● Problem requirements
Find every line with the word "address". Copy those lines.
══════
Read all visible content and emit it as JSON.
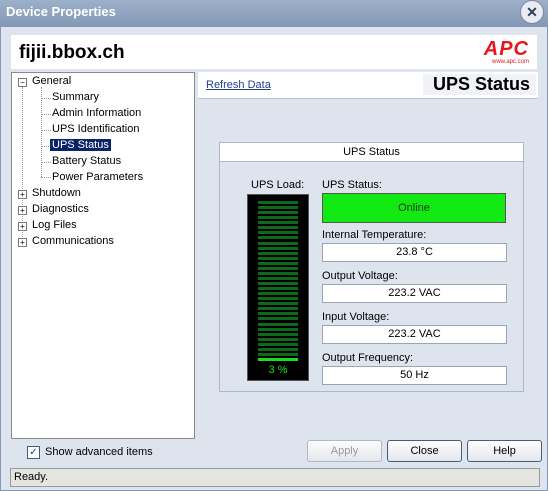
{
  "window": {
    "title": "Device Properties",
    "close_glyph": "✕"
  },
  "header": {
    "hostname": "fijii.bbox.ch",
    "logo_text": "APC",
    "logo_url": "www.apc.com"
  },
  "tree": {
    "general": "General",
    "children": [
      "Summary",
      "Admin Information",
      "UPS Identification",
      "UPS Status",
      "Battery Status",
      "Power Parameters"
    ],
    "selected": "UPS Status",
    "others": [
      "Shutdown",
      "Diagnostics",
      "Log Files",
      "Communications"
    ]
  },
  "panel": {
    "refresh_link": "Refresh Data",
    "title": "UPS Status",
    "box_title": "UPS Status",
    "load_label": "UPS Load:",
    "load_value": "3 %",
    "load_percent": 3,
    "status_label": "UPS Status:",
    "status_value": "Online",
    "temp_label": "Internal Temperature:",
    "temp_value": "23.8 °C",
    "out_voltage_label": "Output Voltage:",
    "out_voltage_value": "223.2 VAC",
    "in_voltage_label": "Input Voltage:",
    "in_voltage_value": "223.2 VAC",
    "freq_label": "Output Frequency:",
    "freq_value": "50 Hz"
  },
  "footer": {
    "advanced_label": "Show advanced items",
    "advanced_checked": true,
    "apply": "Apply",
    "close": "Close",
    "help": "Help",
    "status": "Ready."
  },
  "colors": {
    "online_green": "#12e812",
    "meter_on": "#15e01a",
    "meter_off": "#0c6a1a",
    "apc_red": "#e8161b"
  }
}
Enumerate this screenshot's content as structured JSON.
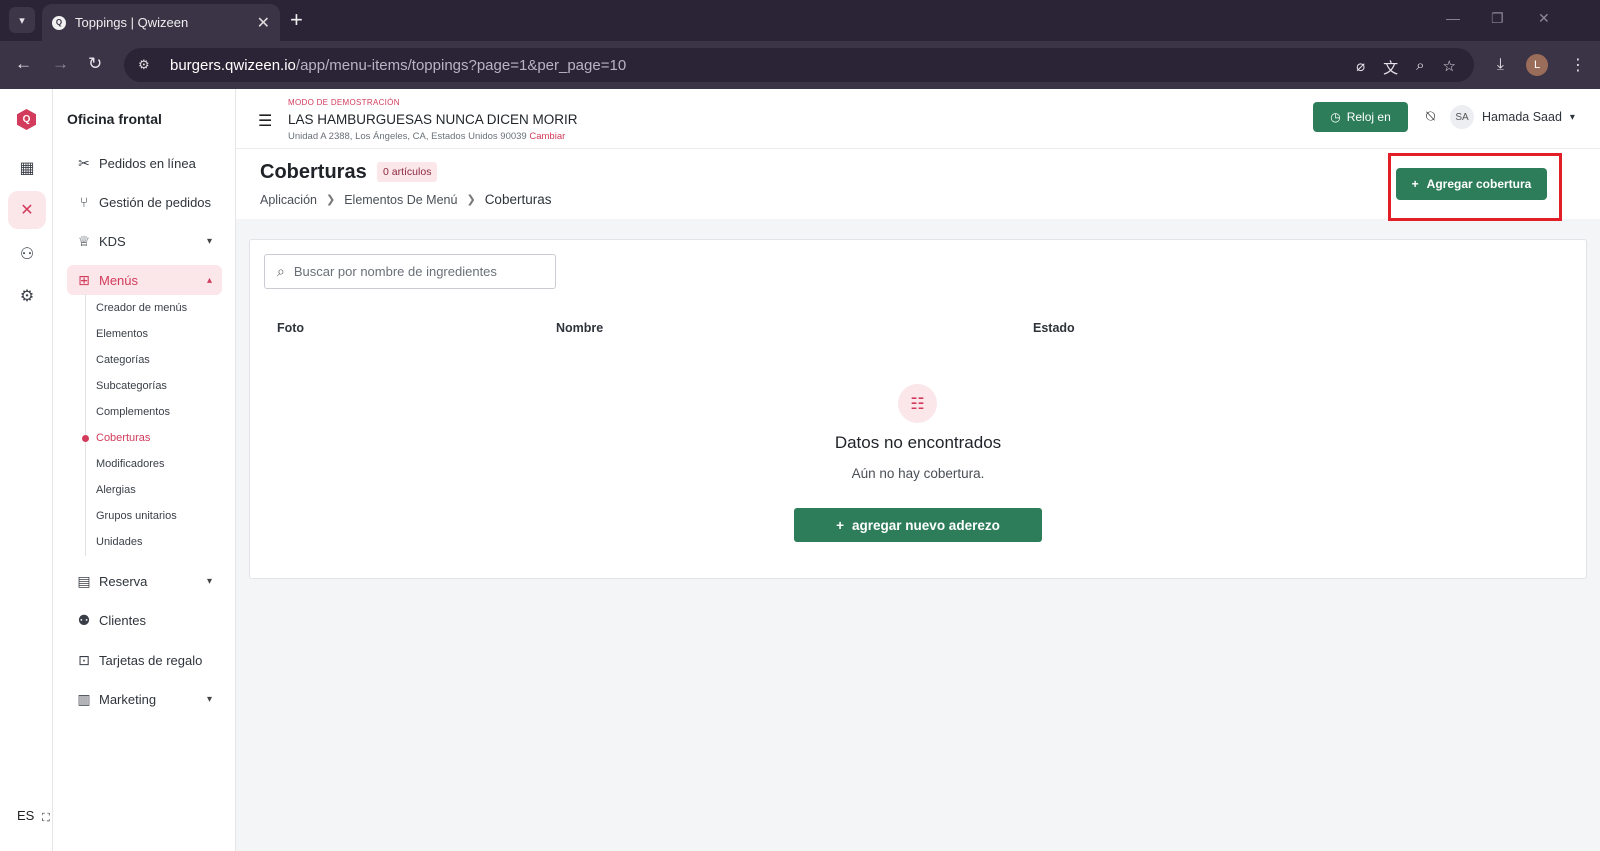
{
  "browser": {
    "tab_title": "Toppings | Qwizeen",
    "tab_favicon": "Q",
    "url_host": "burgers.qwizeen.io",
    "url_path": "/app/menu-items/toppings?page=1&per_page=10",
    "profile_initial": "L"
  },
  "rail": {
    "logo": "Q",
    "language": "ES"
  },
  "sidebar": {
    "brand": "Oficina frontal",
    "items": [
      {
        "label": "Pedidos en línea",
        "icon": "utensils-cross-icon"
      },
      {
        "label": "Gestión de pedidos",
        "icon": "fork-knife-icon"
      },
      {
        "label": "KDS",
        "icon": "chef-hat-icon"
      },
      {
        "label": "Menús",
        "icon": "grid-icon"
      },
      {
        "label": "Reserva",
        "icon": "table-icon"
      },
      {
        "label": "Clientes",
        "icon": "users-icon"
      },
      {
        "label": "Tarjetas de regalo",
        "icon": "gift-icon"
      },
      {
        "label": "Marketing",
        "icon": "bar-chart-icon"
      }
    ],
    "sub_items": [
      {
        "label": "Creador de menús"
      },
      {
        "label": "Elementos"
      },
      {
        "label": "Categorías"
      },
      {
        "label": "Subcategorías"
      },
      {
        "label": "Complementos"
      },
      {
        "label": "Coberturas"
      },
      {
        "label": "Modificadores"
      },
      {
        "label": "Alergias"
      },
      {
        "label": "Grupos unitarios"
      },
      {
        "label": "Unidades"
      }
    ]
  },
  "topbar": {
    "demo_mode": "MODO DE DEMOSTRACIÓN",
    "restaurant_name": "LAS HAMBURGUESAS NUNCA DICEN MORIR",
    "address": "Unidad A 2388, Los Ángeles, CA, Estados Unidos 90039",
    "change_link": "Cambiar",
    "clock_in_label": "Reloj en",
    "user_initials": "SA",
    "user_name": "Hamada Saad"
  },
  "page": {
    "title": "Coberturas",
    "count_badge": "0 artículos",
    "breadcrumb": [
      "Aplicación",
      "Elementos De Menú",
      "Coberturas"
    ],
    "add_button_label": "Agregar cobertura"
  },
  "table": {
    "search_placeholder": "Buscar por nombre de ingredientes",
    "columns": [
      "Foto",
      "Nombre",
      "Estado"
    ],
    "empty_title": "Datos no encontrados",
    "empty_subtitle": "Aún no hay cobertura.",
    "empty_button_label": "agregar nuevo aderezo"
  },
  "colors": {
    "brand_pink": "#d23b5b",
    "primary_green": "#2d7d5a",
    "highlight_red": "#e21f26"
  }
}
══════
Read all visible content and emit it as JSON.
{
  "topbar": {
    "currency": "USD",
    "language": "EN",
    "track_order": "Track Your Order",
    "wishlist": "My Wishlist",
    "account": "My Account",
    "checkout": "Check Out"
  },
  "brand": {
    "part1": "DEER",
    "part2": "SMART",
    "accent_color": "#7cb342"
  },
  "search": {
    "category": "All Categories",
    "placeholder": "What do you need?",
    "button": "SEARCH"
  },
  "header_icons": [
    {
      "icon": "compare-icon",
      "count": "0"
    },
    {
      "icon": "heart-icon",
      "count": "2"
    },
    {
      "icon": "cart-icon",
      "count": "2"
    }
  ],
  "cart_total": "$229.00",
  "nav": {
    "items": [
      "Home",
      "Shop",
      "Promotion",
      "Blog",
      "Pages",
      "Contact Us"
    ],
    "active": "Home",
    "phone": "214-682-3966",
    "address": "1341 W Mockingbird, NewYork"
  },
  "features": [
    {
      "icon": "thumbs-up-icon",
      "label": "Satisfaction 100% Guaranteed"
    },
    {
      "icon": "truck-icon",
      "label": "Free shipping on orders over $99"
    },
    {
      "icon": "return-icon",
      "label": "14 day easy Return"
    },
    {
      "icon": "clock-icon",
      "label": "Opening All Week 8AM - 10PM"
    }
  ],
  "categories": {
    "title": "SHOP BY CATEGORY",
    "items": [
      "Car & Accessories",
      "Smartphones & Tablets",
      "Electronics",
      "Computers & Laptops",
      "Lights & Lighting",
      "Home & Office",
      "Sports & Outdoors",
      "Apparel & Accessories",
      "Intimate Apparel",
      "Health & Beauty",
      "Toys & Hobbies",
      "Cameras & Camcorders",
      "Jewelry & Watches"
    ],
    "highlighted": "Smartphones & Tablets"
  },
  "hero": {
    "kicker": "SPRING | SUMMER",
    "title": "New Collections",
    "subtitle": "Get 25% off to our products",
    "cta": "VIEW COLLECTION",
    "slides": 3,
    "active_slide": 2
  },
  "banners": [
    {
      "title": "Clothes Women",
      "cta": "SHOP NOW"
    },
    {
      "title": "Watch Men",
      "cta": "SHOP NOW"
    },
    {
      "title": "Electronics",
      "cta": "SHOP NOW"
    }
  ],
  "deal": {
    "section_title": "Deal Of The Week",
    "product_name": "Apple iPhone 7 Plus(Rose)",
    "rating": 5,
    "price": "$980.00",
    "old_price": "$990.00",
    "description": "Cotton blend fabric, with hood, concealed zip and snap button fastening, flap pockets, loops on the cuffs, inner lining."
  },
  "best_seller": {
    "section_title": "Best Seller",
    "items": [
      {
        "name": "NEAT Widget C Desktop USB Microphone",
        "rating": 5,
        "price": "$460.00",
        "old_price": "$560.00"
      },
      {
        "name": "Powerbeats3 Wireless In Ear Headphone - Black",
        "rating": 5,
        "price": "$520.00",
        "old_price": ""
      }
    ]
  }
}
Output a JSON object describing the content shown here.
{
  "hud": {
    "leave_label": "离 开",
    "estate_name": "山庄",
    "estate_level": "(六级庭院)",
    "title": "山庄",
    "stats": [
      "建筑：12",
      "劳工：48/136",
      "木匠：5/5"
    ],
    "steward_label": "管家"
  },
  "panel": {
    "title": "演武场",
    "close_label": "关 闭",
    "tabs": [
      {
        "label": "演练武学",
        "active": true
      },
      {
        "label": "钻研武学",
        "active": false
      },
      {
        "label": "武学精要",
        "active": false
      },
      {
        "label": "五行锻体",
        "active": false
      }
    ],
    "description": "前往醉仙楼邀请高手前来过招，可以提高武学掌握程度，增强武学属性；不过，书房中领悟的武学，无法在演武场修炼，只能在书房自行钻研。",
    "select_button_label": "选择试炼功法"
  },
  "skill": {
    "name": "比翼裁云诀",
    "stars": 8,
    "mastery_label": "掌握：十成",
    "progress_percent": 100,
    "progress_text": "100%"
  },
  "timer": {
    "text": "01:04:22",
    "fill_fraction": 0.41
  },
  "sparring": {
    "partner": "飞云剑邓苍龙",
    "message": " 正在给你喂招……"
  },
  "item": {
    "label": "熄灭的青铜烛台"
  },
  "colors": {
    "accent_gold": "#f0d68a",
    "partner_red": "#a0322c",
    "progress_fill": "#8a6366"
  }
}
══════
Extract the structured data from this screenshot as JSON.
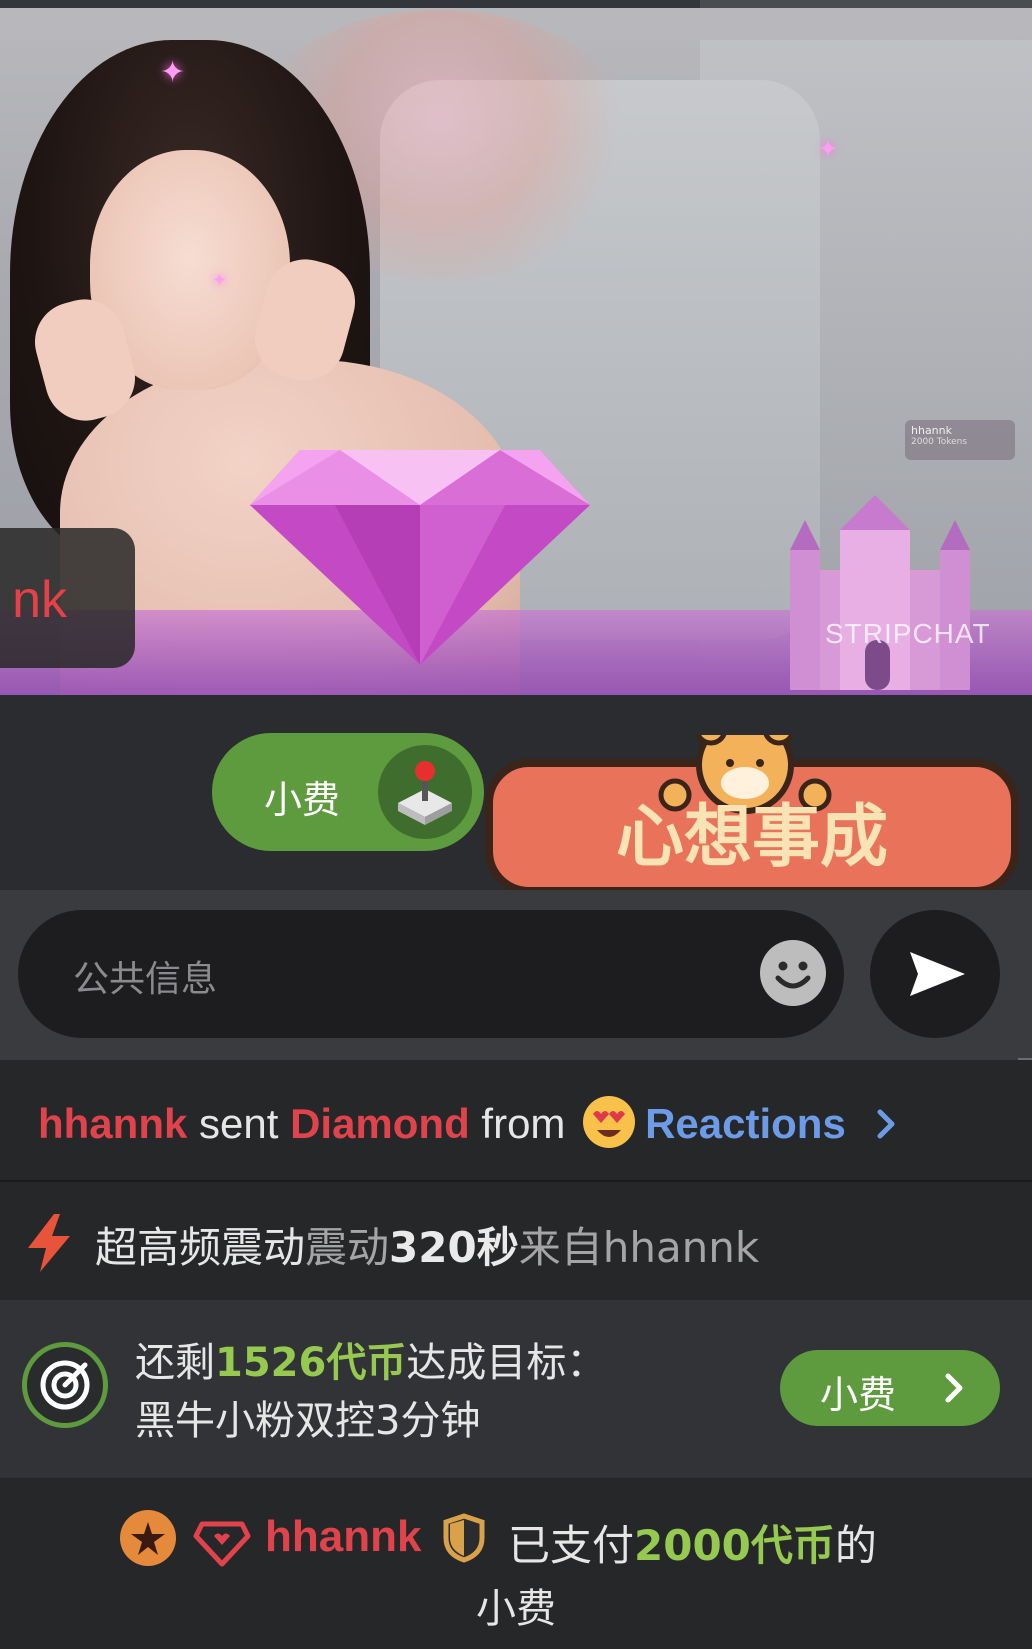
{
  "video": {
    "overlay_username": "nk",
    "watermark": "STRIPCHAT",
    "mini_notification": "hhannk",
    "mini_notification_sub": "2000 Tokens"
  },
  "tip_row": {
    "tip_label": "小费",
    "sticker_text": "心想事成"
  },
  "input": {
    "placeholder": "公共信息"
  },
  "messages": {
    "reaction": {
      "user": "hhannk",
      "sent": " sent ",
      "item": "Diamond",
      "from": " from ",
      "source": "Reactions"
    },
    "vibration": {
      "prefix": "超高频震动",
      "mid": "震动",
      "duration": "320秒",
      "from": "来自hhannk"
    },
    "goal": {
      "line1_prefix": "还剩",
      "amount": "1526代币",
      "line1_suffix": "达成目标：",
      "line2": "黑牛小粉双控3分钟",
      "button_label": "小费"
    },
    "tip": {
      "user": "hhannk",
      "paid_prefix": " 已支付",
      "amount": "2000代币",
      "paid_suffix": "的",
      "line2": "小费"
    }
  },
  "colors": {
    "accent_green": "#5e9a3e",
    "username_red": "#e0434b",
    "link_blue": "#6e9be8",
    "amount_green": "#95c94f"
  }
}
══════
● Problem solution
    "address": "Unidad A 2388, Los Ángeles, CA, Estados Unidos 90039",
    "address": "1341 W Mockingbird, NewYork"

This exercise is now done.